### Written request
Set down the material below in full, matching it exactly.

(Records from a data collection)
**********

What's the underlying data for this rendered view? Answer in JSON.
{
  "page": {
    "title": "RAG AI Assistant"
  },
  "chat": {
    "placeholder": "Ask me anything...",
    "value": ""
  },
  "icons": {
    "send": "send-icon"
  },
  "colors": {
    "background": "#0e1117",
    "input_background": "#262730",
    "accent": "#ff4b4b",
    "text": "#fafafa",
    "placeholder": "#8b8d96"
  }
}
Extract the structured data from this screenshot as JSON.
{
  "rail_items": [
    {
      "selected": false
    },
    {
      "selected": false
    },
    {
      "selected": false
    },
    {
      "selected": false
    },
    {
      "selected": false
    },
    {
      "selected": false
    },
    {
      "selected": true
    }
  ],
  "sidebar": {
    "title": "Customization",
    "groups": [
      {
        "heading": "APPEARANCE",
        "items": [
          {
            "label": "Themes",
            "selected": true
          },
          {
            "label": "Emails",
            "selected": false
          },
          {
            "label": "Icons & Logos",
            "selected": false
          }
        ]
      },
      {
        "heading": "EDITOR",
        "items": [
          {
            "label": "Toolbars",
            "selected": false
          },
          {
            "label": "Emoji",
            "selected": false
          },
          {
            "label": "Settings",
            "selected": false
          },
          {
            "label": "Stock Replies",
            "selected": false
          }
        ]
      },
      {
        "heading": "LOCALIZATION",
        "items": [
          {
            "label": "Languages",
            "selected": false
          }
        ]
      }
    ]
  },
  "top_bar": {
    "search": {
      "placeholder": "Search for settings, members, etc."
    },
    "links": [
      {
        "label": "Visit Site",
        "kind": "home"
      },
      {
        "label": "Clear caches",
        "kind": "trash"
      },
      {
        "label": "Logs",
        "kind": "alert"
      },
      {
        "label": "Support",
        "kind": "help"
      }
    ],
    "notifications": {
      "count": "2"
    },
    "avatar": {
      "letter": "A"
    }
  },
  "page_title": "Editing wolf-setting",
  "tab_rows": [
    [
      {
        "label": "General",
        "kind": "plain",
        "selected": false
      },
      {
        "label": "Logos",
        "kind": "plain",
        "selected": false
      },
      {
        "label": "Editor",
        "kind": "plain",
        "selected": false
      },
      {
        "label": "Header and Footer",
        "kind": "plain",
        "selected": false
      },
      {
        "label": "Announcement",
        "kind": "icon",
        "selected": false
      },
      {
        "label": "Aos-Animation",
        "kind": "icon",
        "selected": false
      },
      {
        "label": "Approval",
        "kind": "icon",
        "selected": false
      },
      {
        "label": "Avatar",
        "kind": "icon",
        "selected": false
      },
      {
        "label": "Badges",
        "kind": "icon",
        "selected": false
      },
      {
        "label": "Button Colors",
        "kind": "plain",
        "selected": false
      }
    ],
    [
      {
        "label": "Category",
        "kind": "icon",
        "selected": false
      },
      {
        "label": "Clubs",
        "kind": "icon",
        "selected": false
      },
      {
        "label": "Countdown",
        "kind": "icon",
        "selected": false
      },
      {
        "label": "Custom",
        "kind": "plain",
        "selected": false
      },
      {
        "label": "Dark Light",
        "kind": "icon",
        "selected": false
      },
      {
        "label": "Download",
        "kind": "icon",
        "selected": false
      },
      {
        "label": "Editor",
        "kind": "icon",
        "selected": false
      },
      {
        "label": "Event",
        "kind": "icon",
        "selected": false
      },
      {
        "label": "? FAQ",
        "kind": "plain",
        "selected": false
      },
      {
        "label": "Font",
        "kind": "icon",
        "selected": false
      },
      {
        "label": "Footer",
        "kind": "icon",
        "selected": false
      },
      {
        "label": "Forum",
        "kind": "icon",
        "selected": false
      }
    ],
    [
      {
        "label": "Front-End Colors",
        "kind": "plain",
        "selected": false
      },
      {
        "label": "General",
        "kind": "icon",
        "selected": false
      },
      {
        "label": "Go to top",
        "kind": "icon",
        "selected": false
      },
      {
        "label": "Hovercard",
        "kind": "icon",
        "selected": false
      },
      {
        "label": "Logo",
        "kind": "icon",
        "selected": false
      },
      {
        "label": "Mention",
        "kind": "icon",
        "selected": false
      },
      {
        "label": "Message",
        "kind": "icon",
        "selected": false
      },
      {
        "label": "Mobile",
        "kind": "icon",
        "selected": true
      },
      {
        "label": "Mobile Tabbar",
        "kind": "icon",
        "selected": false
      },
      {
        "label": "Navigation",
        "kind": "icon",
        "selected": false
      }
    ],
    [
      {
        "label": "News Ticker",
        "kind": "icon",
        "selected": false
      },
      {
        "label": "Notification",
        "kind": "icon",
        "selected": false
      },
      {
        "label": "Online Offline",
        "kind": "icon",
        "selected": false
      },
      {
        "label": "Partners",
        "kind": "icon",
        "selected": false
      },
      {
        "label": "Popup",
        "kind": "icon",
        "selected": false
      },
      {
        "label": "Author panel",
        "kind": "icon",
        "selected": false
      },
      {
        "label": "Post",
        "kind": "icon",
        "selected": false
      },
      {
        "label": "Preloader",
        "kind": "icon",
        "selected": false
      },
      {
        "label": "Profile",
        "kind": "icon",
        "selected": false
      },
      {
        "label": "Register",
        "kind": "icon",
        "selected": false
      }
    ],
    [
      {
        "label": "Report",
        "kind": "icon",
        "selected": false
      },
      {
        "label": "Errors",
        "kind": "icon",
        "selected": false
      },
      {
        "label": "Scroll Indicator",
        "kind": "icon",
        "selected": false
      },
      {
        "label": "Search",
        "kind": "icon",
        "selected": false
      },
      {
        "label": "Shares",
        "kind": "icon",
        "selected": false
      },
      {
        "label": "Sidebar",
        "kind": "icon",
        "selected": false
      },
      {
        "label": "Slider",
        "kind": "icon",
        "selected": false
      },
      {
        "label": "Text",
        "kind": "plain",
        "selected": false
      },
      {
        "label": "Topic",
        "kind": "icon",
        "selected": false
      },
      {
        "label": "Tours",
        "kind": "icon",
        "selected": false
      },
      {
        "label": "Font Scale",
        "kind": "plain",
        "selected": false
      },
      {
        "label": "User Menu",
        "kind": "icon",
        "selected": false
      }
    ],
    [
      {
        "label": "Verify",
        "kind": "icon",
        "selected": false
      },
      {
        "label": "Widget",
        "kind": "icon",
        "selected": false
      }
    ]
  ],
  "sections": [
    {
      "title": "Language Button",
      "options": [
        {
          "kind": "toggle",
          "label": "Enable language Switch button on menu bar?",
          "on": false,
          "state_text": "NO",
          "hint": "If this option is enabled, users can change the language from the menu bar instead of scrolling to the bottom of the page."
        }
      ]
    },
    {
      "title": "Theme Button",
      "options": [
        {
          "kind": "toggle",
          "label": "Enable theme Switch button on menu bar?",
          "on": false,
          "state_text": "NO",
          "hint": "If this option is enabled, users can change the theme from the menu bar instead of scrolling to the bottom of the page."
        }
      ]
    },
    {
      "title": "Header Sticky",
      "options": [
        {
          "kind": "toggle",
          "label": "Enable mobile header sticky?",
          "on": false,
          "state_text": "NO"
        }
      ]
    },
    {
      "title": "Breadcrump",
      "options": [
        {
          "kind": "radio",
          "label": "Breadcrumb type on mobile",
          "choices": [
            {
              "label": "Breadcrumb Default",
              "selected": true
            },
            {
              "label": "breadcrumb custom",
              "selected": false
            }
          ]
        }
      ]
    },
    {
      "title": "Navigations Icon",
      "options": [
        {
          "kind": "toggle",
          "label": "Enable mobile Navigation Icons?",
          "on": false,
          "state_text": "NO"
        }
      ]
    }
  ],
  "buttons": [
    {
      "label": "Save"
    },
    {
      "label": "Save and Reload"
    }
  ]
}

**********

### The response
What's the underlying data for this rendered view? Answer in JSON.
{
  "page": {
    "title": "RAG AI Assistant"
  },
  "chat": {
    "placeholder": "Ask me anything...",
    "value": ""
  },
  "icons": {
    "send": "send-icon"
  },
  "colors": {
    "background": "#0e1117",
    "input_background": "#262730",
    "accent": "#ff4b4b",
    "text": "#fafafa",
    "placeholder": "#8b8d96"
  }
}
Extract the structured data from this screenshot as JSON.
{
  "rail_items": [
    {
      "selected": false
    },
    {
      "selected": false
    },
    {
      "selected": false
    },
    {
      "selected": false
    },
    {
      "selected": false
    },
    {
      "selected": false
    },
    {
      "selected": true
    }
  ],
  "sidebar": {
    "title": "Customization",
    "groups": [
      {
        "heading": "APPEARANCE",
        "items": [
          {
            "label": "Themes",
            "selected": true
          },
          {
            "label": "Emails",
            "selected": false
          },
          {
            "label": "Icons & Logos",
            "selected": false
          }
        ]
      },
      {
        "heading": "EDITOR",
        "items": [
          {
            "label": "Toolbars",
            "selected": false
          },
          {
            "label": "Emoji",
            "selected": false
          },
          {
            "label": "Settings",
            "selected": false
          },
          {
            "label": "Stock Replies",
            "selected": false
          }
        ]
      },
      {
        "heading": "LOCALIZATION",
        "items": [
          {
            "label": "Languages",
            "selected": false
          }
        ]
      }
    ]
  },
  "top_bar": {
    "search": {
      "placeholder": "Search for settings, members, etc."
    },
    "links": [
      {
        "label": "Visit Site",
        "kind": "home"
      },
      {
        "label": "Clear caches",
        "kind": "trash"
      },
      {
        "label": "Logs",
        "kind": "alert"
      },
      {
        "label": "Support",
        "kind": "help"
      }
    ],
    "notifications": {
      "count": "2"
    },
    "avatar": {
      "letter": "A"
    }
  },
  "page_title": "Editing wolf-setting",
  "tab_rows": [
    [
      {
        "label": "General",
        "kind": "plain",
        "selected": false
      },
      {
        "label": "Logos",
        "kind": "plain",
        "selected": false
      },
      {
        "label": "Editor",
        "kind": "plain",
        "selected": false
      },
      {
        "label": "Header and Footer",
        "kind": "plain",
        "selected": false
      },
      {
        "label": "Announcement",
        "kind": "icon",
        "selected": false
      },
      {
        "label": "Aos-Animation",
        "kind": "icon",
        "selected": false
      },
      {
        "label": "Approval",
        "kind": "icon",
        "selected": false
      },
      {
        "label": "Avatar",
        "kind": "icon",
        "selected": false
      },
      {
        "label": "Badges",
        "kind": "icon",
        "selected": false
      },
      {
        "label": "Button Colors",
        "kind": "plain",
        "selected": false
      }
    ],
    [
      {
        "label": "Category",
        "kind": "icon",
        "selected": false
      },
      {
        "label": "Clubs",
        "kind": "icon",
        "selected": false
      },
      {
        "label": "Countdown",
        "kind": "icon",
        "selected": false
      },
      {
        "label": "Custom",
        "kind": "plain",
        "selected": false
      },
      {
        "label": "Dark Light",
        "kind": "icon",
        "selected": false
      },
      {
        "label": "Download",
        "kind": "icon",
        "selected": false
      },
      {
        "label": "Editor",
        "kind": "icon",
        "selected": false
      },
      {
        "label": "Event",
        "kind": "icon",
        "selected": false
      },
      {
        "label": "? FAQ",
        "kind": "plain",
        "selected": false
      },
      {
        "label": "Font",
        "kind": "icon",
        "selected": false
      },
      {
        "label": "Footer",
        "kind": "icon",
        "selected": false
      },
      {
        "label": "Forum",
        "kind": "icon",
        "selected": false
      }
    ],
    [
      {
        "label": "Front-End Colors",
        "kind": "plain",
        "selected": false
      },
      {
        "label": "General",
        "kind": "icon",
        "selected": false
      },
      {
        "label": "Go to top",
        "kind": "icon",
        "selected": false
      },
      {
        "label": "Hovercard",
        "kind": "icon",
        "selected": false
      },
      {
        "label": "Logo",
        "kind": "icon",
        "selected": false
      },
      {
        "label": "Mention",
        "kind": "icon",
        "selected": false
      },
      {
        "label": "Message",
        "kind": "icon",
        "selected": false
      },
      {
        "label": "Mobile",
        "kind": "icon",
        "selected": true
      },
      {
        "label": "Mobile Tabbar",
        "kind": "icon",
        "selected": false
      },
      {
        "label": "Navigation",
        "kind": "icon",
        "selected": false
      }
    ],
    [
      {
        "label": "News Ticker",
        "kind": "icon",
        "selected": false
      },
      {
        "label": "Notification",
        "kind": "icon",
        "selected": false
      },
      {
        "label": "Online Offline",
        "kind": "icon",
        "selected": false
      },
      {
        "label": "Partners",
        "kind": "icon",
        "selected": false
      },
      {
        "label": "Popup",
        "kind": "icon",
        "selected": false
      },
      {
        "label": "Author panel",
        "kind": "icon",
        "selected": false
      },
      {
        "label": "Post",
        "kind": "icon",
        "selected": false
      },
      {
        "label": "Preloader",
        "kind": "icon",
        "selected": false
      },
      {
        "label": "Profile",
        "kind": "icon",
        "selected": false
      },
      {
        "label": "Register",
        "kind": "icon",
        "selected": false
      }
    ],
    [
      {
        "label": "Report",
        "kind": "icon",
        "selected": false
      },
      {
        "label": "Errors",
        "kind": "icon",
        "selected": false
      },
      {
        "label": "Scroll Indicator",
        "kind": "icon",
        "selected": false
      },
      {
        "label": "Search",
        "kind": "icon",
        "selected": false
      },
      {
        "label": "Shares",
        "kind": "icon",
        "selected": false
      },
      {
        "label": "Sidebar",
        "kind": "icon",
        "selected": false
      },
      {
        "label": "Slider",
        "kind": "icon",
        "selected": false
      },
      {
        "label": "Text",
        "kind": "plain",
        "selected": false
      },
      {
        "label": "Topic",
        "kind": "icon",
        "selected": false
      },
      {
        "label": "Tours",
        "kind": "icon",
        "selected": false
      },
      {
        "label": "Font Scale",
        "kind": "plain",
        "selected": false
      },
      {
        "label": "User Menu",
        "kind": "icon",
        "selected": false
      }
    ],
    [
      {
        "label": "Verify",
        "kind": "icon",
        "selected": false
      },
      {
        "label": "Widget",
        "kind": "icon",
        "selected": false
      }
    ]
  ],
  "sections": [
    {
      "title": "Language Button",
      "options": [
        {
          "kind": "toggle",
          "label": "Enable language Switch button on menu bar?",
          "on": false,
          "state_text": "NO",
          "hint": "If this option is enabled, users can change the language from the menu bar instead of scrolling to the bottom of the page."
        }
      ]
    },
    {
      "title": "Theme Button",
      "options": [
        {
          "kind": "toggle",
          "label": "Enable theme Switch button on menu bar?",
          "on": false,
          "state_text": "NO",
          "hint": "If this option is enabled, users can change the theme from the menu bar instead of scrolling to the bottom of the page."
        }
      ]
    },
    {
      "title": "Header Sticky",
      "options": [
        {
          "kind": "toggle",
          "label": "Enable mobile header sticky?",
          "on": false,
          "state_text": "NO"
        }
      ]
    },
    {
      "title": "Breadcrump",
      "options": [
        {
          "kind": "radio",
          "label": "Breadcrumb type on mobile",
          "choices": [
            {
              "label": "Breadcrumb Default",
              "selected": true
            },
            {
              "label": "breadcrumb custom",
              "selected": false
            }
          ]
        }
      ]
    },
    {
      "title": "Navigations Icon",
      "options": [
        {
          "kind": "toggle",
          "label": "Enable mobile Navigation Icons?",
          "on": false,
          "state_text": "NO"
        }
      ]
    }
  ],
  "buttons": [
    {
      "label": "Save"
    },
    {
      "label": "Save and Reload"
    }
  ]
}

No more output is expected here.